:: Data in this exercise ::

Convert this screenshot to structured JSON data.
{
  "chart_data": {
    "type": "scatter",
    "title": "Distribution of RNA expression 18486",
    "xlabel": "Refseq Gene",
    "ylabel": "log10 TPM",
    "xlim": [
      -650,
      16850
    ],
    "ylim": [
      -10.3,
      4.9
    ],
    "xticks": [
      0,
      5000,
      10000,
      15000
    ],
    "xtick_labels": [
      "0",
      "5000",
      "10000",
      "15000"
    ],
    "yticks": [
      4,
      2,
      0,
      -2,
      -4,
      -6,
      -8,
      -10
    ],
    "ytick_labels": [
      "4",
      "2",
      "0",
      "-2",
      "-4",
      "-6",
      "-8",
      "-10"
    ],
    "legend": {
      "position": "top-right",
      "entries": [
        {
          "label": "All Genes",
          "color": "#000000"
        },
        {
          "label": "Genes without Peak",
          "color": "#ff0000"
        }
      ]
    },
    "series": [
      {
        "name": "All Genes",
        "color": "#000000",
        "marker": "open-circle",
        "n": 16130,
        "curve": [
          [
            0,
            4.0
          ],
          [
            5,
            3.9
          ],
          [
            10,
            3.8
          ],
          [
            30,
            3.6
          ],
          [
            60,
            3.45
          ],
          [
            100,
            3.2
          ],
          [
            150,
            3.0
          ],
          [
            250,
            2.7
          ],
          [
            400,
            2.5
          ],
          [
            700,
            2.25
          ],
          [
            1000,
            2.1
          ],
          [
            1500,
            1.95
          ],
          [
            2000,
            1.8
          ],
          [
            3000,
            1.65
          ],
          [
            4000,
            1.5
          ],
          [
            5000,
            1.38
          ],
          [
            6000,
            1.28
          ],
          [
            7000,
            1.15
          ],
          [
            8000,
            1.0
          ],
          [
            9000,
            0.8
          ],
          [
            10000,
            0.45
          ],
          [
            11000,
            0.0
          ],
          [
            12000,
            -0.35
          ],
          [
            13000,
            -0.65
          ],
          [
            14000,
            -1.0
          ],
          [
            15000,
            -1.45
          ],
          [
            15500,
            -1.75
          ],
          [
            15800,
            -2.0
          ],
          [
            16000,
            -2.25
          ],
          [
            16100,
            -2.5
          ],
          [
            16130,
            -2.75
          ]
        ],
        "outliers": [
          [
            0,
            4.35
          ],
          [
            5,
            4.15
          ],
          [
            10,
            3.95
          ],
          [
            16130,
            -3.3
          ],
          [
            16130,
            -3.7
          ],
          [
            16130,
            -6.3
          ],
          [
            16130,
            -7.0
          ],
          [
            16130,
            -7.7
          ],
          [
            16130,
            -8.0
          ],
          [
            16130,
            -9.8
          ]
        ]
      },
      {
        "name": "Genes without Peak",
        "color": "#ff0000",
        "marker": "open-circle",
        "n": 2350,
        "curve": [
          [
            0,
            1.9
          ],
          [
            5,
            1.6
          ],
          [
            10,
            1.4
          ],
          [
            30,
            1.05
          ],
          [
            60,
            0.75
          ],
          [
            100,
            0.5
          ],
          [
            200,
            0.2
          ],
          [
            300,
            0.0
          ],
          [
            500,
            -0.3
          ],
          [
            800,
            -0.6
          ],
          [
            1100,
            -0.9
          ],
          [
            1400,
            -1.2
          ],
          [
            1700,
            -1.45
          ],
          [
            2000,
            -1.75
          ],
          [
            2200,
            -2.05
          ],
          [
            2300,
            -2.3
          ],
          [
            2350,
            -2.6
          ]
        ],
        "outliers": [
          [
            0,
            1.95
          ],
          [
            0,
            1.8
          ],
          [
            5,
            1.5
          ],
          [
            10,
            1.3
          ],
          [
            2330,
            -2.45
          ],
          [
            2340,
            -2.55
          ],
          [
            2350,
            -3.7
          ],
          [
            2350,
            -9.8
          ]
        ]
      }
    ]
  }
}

:::

Aim of the exercise: What lines of the preceding data include the string "Peak"? Pull them out.

Result for this exercise:
          "label": "Genes without Peak",
        "name": "Genes without Peak",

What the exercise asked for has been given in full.